**What the task asks**
Transcribe all of the records word for word, but omit the pictures.

**Dataset excerpts**
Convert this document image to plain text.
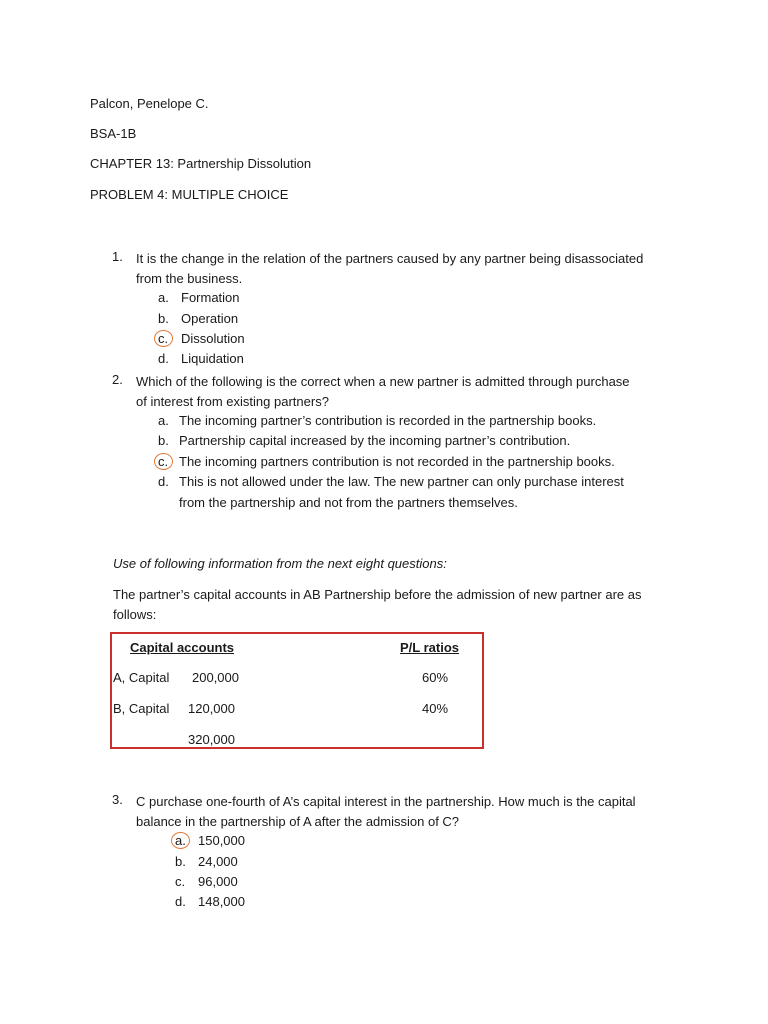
Palcon, Penelope C.
BSA-1B
CHAPTER 13: Partnership Dissolution
PROBLEM 4: MULTIPLE CHOICE
1. It is the change in the relation of the partners caused by any partner being disassociated
from the business.
a. Formation
b. Operation
c. Dissolution
d. Liquidation
2. Which of the following is the correct when a new partner is admitted through purchase
of interest from existing partners?
a. The incoming partner’s contribution is recorded in the partnership books.
b. Partnership capital increased by the incoming partner’s contribution.
c. The incoming partners contribution is not recorded in the partnership books.
d. This is not allowed under the law. The new partner can only purchase interest
from the partnership and not from the partners themselves.
Use of following information from the next eight questions:
The partner’s capital accounts in AB Partnership before the admission of new partner are as
follows:
Capital accounts	P/L ratios
A, Capital 200,000	60%
B, Capital 120,000	40%
320,000
3. C purchase one-fourth of A’s capital interest in the partnership. How much is the capital
balance in the partnership of A after the admission of C?
a. 150,000
b. 24,000
c. 96,000
d. 148,000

**Result**
Convert this document image to plain text.
Palcon, Penelope C.
BSA-1B
CHAPTER 13: Partnership Dissolution
PROBLEM 4: MULTIPLE CHOICE
1. It is the change in the relation of the partners caused by any partner being disassociated
from the business.
a. Formation
b. Operation
c. Dissolution
d. Liquidation
2. Which of the following is the correct when a new partner is admitted through purchase
of interest from existing partners?
a. The incoming partner’s contribution is recorded in the partnership books.
b. Partnership capital increased by the incoming partner’s contribution.
c. The incoming partners contribution is not recorded in the partnership books.
d. This is not allowed under the law. The new partner can only purchase interest
from the partnership and not from the partners themselves.
Use of following information from the next eight questions:
The partner’s capital accounts in AB Partnership before the admission of new partner are as
follows:
Capital accounts	P/L ratios
A, Capital 200,000	60%
B, Capital 120,000	40%
320,000
3. C purchase one-fourth of A’s capital interest in the partnership. How much is the capital
balance in the partnership of A after the admission of C?
a. 150,000
b. 24,000
c. 96,000
d. 148,000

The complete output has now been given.